Exercise details. Determine how many lines below hold the string "name". Reply with the number alone.

— BEGIN —

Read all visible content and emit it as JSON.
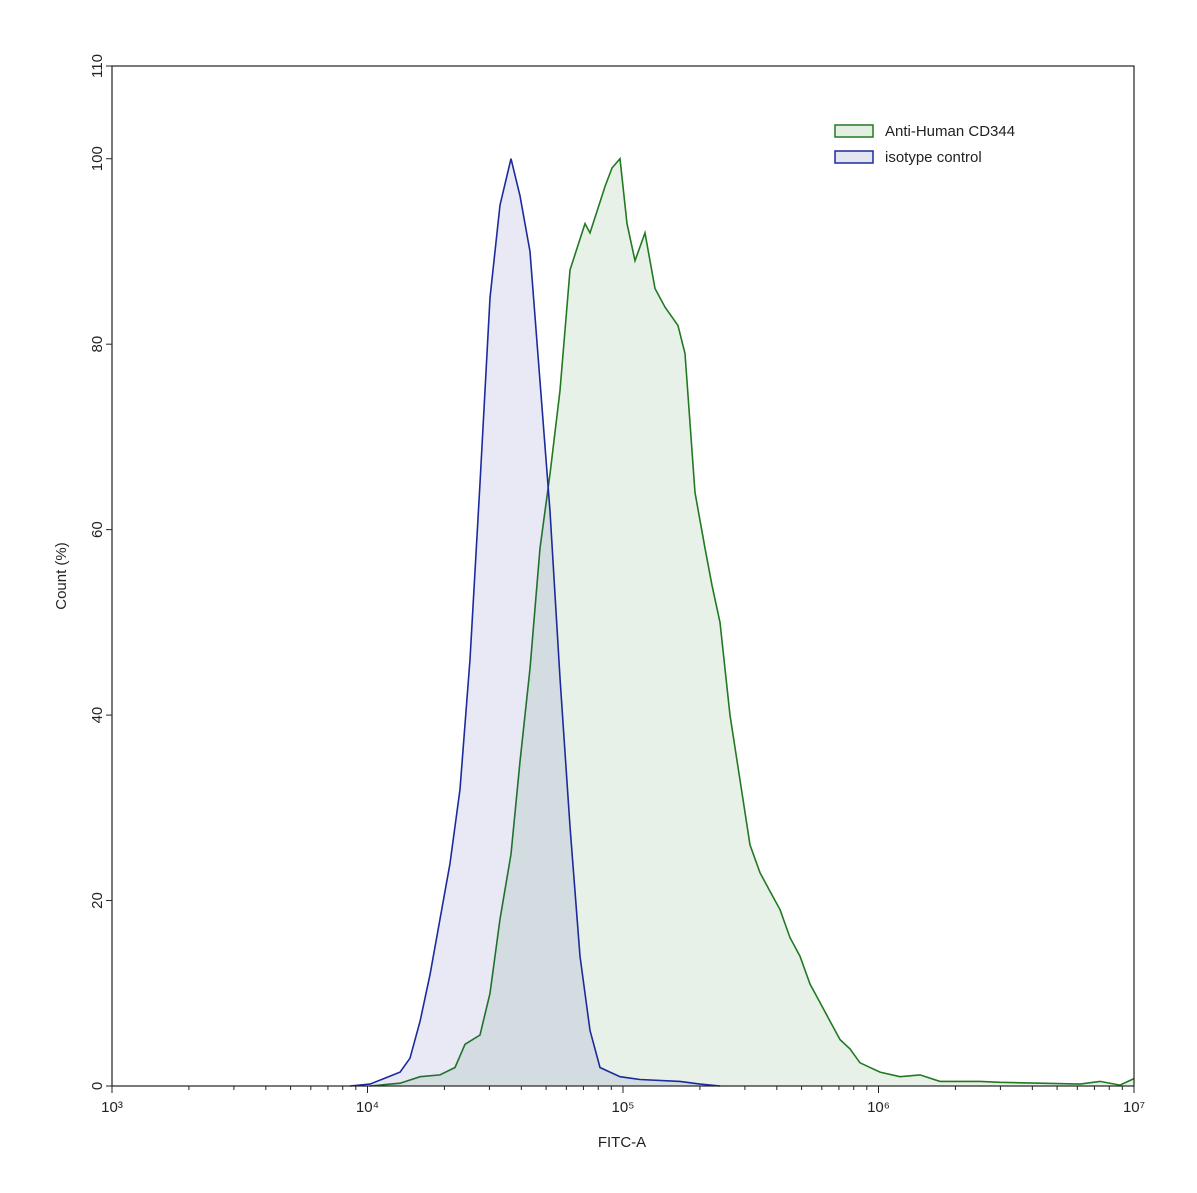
{
  "chart_data": {
    "type": "area",
    "x_label": "FITC-A",
    "y_label": "Count (%)",
    "xlog": true,
    "xlim": [
      1000,
      10000000
    ],
    "ylim": [
      0,
      110
    ],
    "xticks": [
      {
        "value": 1000,
        "label": "10³"
      },
      {
        "value": 10000,
        "label": "10⁴"
      },
      {
        "value": 100000,
        "label": "10⁵"
      },
      {
        "value": 1000000,
        "label": "10⁶"
      },
      {
        "value": 10000000,
        "label": "10⁷"
      }
    ],
    "yticks": [
      0,
      20,
      40,
      60,
      80,
      100,
      110
    ],
    "legend": "upper right",
    "series": [
      {
        "name": "Anti-Human CD344",
        "color": "#217a21",
        "x": [
          10230,
          13410,
          16060,
          19220,
          22000,
          24070,
          27560,
          30160,
          33000,
          36440,
          39530,
          43250,
          47320,
          51800,
          56670,
          62020,
          71000,
          74260,
          80550,
          85030,
          90560,
          97340,
          103700,
          111400,
          121900,
          133400,
          146000,
          164200,
          174800,
          191300,
          209400,
          223100,
          239700,
          262400,
          287100,
          314200,
          343800,
          376200,
          411800,
          450400,
          492900,
          539400,
          590200,
          645800,
          706800,
          773500,
          846300,
          1014000,
          1214000,
          1453000,
          1741000,
          2497000,
          2988000,
          4287000,
          6146000,
          7360000,
          8816000,
          10000000
        ],
        "values": [
          0,
          0.3,
          1,
          1.2,
          2,
          4.5,
          5.5,
          10,
          18,
          25,
          35,
          45,
          58,
          66,
          75,
          88,
          93,
          92,
          95,
          97,
          99,
          100,
          93,
          89,
          92,
          86,
          84,
          82,
          79,
          64,
          58,
          54,
          50,
          40,
          33,
          26,
          23,
          21,
          19,
          16,
          14,
          11,
          9,
          7,
          5,
          4,
          2.5,
          1.5,
          1,
          1.2,
          0.5,
          0.5,
          0.4,
          0.3,
          0.2,
          0.5,
          0.1,
          0.8
        ]
      },
      {
        "name": "isotype control",
        "color": "#1c2a9c",
        "x": [
          8540,
          10230,
          13410,
          14670,
          16060,
          17570,
          19220,
          21030,
          23010,
          25190,
          27560,
          30160,
          33000,
          36440,
          39530,
          43250,
          47320,
          51800,
          56670,
          62020,
          67860,
          74260,
          81280,
          97340,
          116550,
          167100,
          200200,
          239700
        ],
        "values": [
          0,
          0.2,
          1.5,
          3,
          7,
          12,
          18,
          24,
          32,
          46,
          65,
          85,
          95,
          100,
          96,
          90,
          76,
          62,
          44,
          28,
          14,
          6,
          2,
          1,
          0.7,
          0.5,
          0.2,
          0
        ]
      }
    ]
  }
}
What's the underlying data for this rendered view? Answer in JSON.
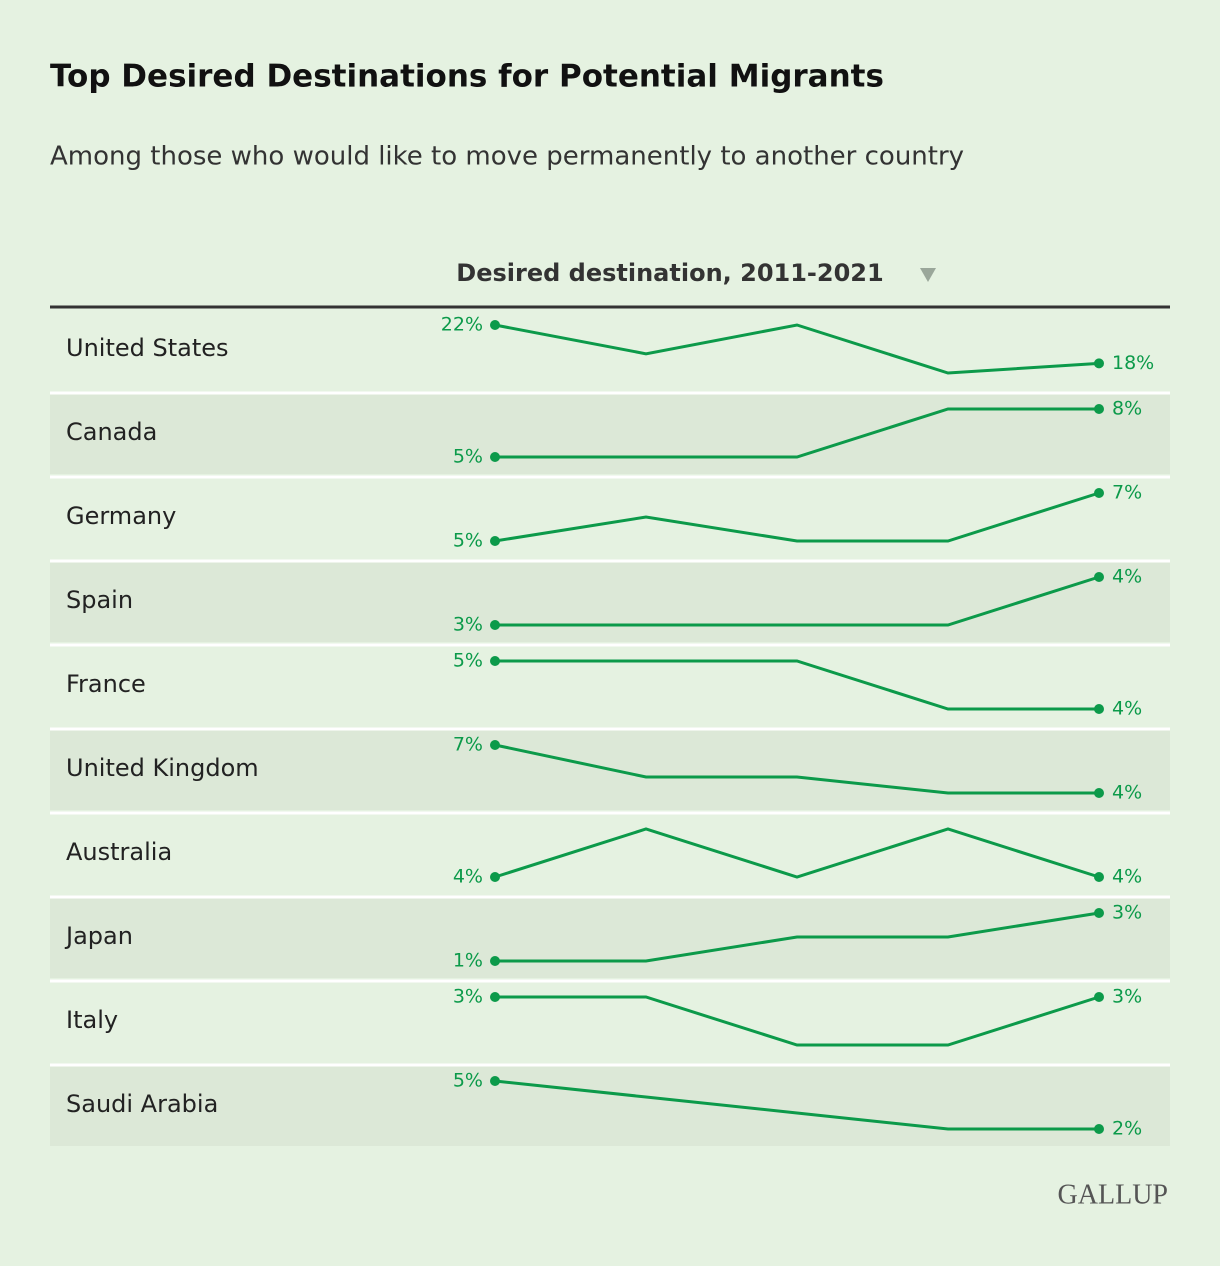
{
  "chart_data": {
    "type": "sparkline-table",
    "title": "Top Desired Destinations for Potential Migrants",
    "subtitle": "Among those who would like to move permanently to another country",
    "column_header": "Desired destination, 2011-2021",
    "color": "#0c9a4a",
    "rows": [
      {
        "name": "United States",
        "values": [
          22,
          19,
          22,
          17,
          18
        ],
        "value_labels": [
          "22%",
          null,
          null,
          null,
          "18%"
        ]
      },
      {
        "name": "Canada",
        "values": [
          5,
          5,
          5,
          8,
          8
        ],
        "value_labels": [
          "5%",
          null,
          null,
          null,
          "8%"
        ]
      },
      {
        "name": "Germany",
        "values": [
          5,
          6,
          5,
          5,
          7
        ],
        "value_labels": [
          "5%",
          null,
          null,
          null,
          "7%"
        ]
      },
      {
        "name": "Spain",
        "values": [
          3,
          3,
          3,
          3,
          4
        ],
        "value_labels": [
          "3%",
          null,
          null,
          null,
          "4%"
        ]
      },
      {
        "name": "France",
        "values": [
          5,
          5,
          5,
          4,
          4
        ],
        "value_labels": [
          "5%",
          null,
          null,
          null,
          "4%"
        ]
      },
      {
        "name": "United Kingdom",
        "values": [
          7,
          5,
          5,
          4,
          4
        ],
        "value_labels": [
          "7%",
          null,
          null,
          null,
          "4%"
        ]
      },
      {
        "name": "Australia",
        "values": [
          4,
          5,
          4,
          5,
          4
        ],
        "value_labels": [
          "4%",
          null,
          null,
          null,
          "4%"
        ]
      },
      {
        "name": "Japan",
        "values": [
          1,
          1,
          2,
          2,
          3
        ],
        "value_labels": [
          "1%",
          null,
          null,
          null,
          "3%"
        ]
      },
      {
        "name": "Italy",
        "values": [
          3,
          3,
          2,
          2,
          3
        ],
        "value_labels": [
          "3%",
          null,
          null,
          null,
          "3%"
        ]
      },
      {
        "name": "Saudi Arabia",
        "values": [
          5,
          4,
          3,
          2,
          2
        ],
        "value_labels": [
          "5%",
          null,
          null,
          null,
          "2%"
        ]
      }
    ],
    "source": "GALLUP"
  }
}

— END —

Correct output. 12